[Records that describe figures]

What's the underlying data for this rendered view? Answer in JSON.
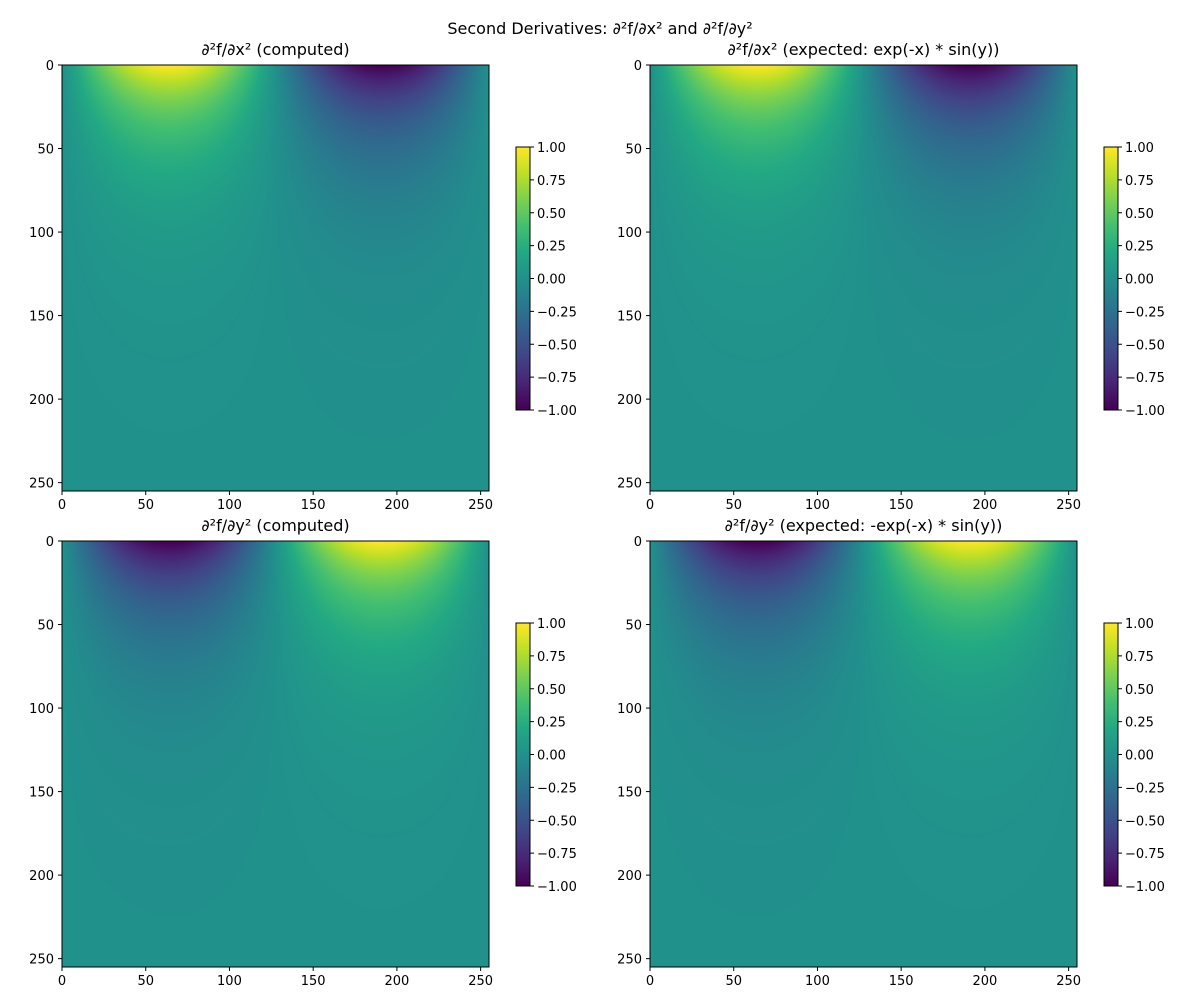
{
  "figure": {
    "suptitle": "Second Derivatives: ∂²f/∂x² and ∂²f/∂y²"
  },
  "chart_data": [
    {
      "type": "heatmap",
      "title": "∂²f/∂x² (computed)",
      "colormap": "viridis",
      "origin": "upper",
      "x_ticks": [
        0,
        50,
        100,
        150,
        200,
        250
      ],
      "y_ticks": [
        0,
        50,
        100,
        150,
        200,
        250
      ],
      "xlim": [
        0,
        255
      ],
      "ylim": [
        255,
        0
      ],
      "grid_size": 256,
      "field": "exp(-x) * sin(y)",
      "colorbar": {
        "min": -1.0,
        "max": 1.0,
        "ticks": [
          1.0,
          0.75,
          0.5,
          0.25,
          0.0,
          -0.25,
          -0.5,
          -0.75,
          -1.0
        ],
        "tick_labels": [
          "1.00",
          "0.75",
          "0.50",
          "0.25",
          "0.00",
          "−0.25",
          "−0.50",
          "−0.75",
          "−1.00"
        ]
      }
    },
    {
      "type": "heatmap",
      "title": "∂²f/∂x² (expected: exp(-x) * sin(y))",
      "colormap": "viridis",
      "origin": "upper",
      "x_ticks": [
        0,
        50,
        100,
        150,
        200,
        250
      ],
      "y_ticks": [
        0,
        50,
        100,
        150,
        200,
        250
      ],
      "xlim": [
        0,
        255
      ],
      "ylim": [
        255,
        0
      ],
      "grid_size": 256,
      "field": "exp(-x) * sin(y)",
      "colorbar": {
        "min": -1.0,
        "max": 1.0,
        "ticks": [
          1.0,
          0.75,
          0.5,
          0.25,
          0.0,
          -0.25,
          -0.5,
          -0.75,
          -1.0
        ],
        "tick_labels": [
          "1.00",
          "0.75",
          "0.50",
          "0.25",
          "0.00",
          "−0.25",
          "−0.50",
          "−0.75",
          "−1.00"
        ]
      }
    },
    {
      "type": "heatmap",
      "title": "∂²f/∂y² (computed)",
      "colormap": "viridis",
      "origin": "upper",
      "x_ticks": [
        0,
        50,
        100,
        150,
        200,
        250
      ],
      "y_ticks": [
        0,
        50,
        100,
        150,
        200,
        250
      ],
      "xlim": [
        0,
        255
      ],
      "ylim": [
        255,
        0
      ],
      "grid_size": 256,
      "field": "-exp(-x) * sin(y)",
      "colorbar": {
        "min": -1.0,
        "max": 1.0,
        "ticks": [
          1.0,
          0.75,
          0.5,
          0.25,
          0.0,
          -0.25,
          -0.5,
          -0.75,
          -1.0
        ],
        "tick_labels": [
          "1.00",
          "0.75",
          "0.50",
          "0.25",
          "0.00",
          "−0.25",
          "−0.50",
          "−0.75",
          "−1.00"
        ]
      }
    },
    {
      "type": "heatmap",
      "title": "∂²f/∂y² (expected: -exp(-x) * sin(y))",
      "colormap": "viridis",
      "origin": "upper",
      "x_ticks": [
        0,
        50,
        100,
        150,
        200,
        250
      ],
      "y_ticks": [
        0,
        50,
        100,
        150,
        200,
        250
      ],
      "xlim": [
        0,
        255
      ],
      "ylim": [
        255,
        0
      ],
      "grid_size": 256,
      "field": "-exp(-x) * sin(y)",
      "colorbar": {
        "min": -1.0,
        "max": 1.0,
        "ticks": [
          1.0,
          0.75,
          0.5,
          0.25,
          0.0,
          -0.25,
          -0.5,
          -0.75,
          -1.0
        ],
        "tick_labels": [
          "1.00",
          "0.75",
          "0.50",
          "0.25",
          "0.00",
          "−0.25",
          "−0.50",
          "−0.75",
          "−1.00"
        ]
      }
    }
  ]
}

**WHAT NEEDS TO BE DONE:** All entries must be written out again exactly as given, with no pictures in the copy.

**ANSWER BELOW:**
What's the underlying data for this rendered view? Answer in JSON.
{
  "figure": {
    "suptitle": "Second Derivatives: ∂²f/∂x² and ∂²f/∂y²"
  },
  "chart_data": [
    {
      "type": "heatmap",
      "title": "∂²f/∂x² (computed)",
      "colormap": "viridis",
      "origin": "upper",
      "x_ticks": [
        0,
        50,
        100,
        150,
        200,
        250
      ],
      "y_ticks": [
        0,
        50,
        100,
        150,
        200,
        250
      ],
      "xlim": [
        0,
        255
      ],
      "ylim": [
        255,
        0
      ],
      "grid_size": 256,
      "field": "exp(-x) * sin(y)",
      "colorbar": {
        "min": -1.0,
        "max": 1.0,
        "ticks": [
          1.0,
          0.75,
          0.5,
          0.25,
          0.0,
          -0.25,
          -0.5,
          -0.75,
          -1.0
        ],
        "tick_labels": [
          "1.00",
          "0.75",
          "0.50",
          "0.25",
          "0.00",
          "−0.25",
          "−0.50",
          "−0.75",
          "−1.00"
        ]
      }
    },
    {
      "type": "heatmap",
      "title": "∂²f/∂x² (expected: exp(-x) * sin(y))",
      "colormap": "viridis",
      "origin": "upper",
      "x_ticks": [
        0,
        50,
        100,
        150,
        200,
        250
      ],
      "y_ticks": [
        0,
        50,
        100,
        150,
        200,
        250
      ],
      "xlim": [
        0,
        255
      ],
      "ylim": [
        255,
        0
      ],
      "grid_size": 256,
      "field": "exp(-x) * sin(y)",
      "colorbar": {
        "min": -1.0,
        "max": 1.0,
        "ticks": [
          1.0,
          0.75,
          0.5,
          0.25,
          0.0,
          -0.25,
          -0.5,
          -0.75,
          -1.0
        ],
        "tick_labels": [
          "1.00",
          "0.75",
          "0.50",
          "0.25",
          "0.00",
          "−0.25",
          "−0.50",
          "−0.75",
          "−1.00"
        ]
      }
    },
    {
      "type": "heatmap",
      "title": "∂²f/∂y² (computed)",
      "colormap": "viridis",
      "origin": "upper",
      "x_ticks": [
        0,
        50,
        100,
        150,
        200,
        250
      ],
      "y_ticks": [
        0,
        50,
        100,
        150,
        200,
        250
      ],
      "xlim": [
        0,
        255
      ],
      "ylim": [
        255,
        0
      ],
      "grid_size": 256,
      "field": "-exp(-x) * sin(y)",
      "colorbar": {
        "min": -1.0,
        "max": 1.0,
        "ticks": [
          1.0,
          0.75,
          0.5,
          0.25,
          0.0,
          -0.25,
          -0.5,
          -0.75,
          -1.0
        ],
        "tick_labels": [
          "1.00",
          "0.75",
          "0.50",
          "0.25",
          "0.00",
          "−0.25",
          "−0.50",
          "−0.75",
          "−1.00"
        ]
      }
    },
    {
      "type": "heatmap",
      "title": "∂²f/∂y² (expected: -exp(-x) * sin(y))",
      "colormap": "viridis",
      "origin": "upper",
      "x_ticks": [
        0,
        50,
        100,
        150,
        200,
        250
      ],
      "y_ticks": [
        0,
        50,
        100,
        150,
        200,
        250
      ],
      "xlim": [
        0,
        255
      ],
      "ylim": [
        255,
        0
      ],
      "grid_size": 256,
      "field": "-exp(-x) * sin(y)",
      "colorbar": {
        "min": -1.0,
        "max": 1.0,
        "ticks": [
          1.0,
          0.75,
          0.5,
          0.25,
          0.0,
          -0.25,
          -0.5,
          -0.75,
          -1.0
        ],
        "tick_labels": [
          "1.00",
          "0.75",
          "0.50",
          "0.25",
          "0.00",
          "−0.25",
          "−0.50",
          "−0.75",
          "−1.00"
        ]
      }
    }
  ]
}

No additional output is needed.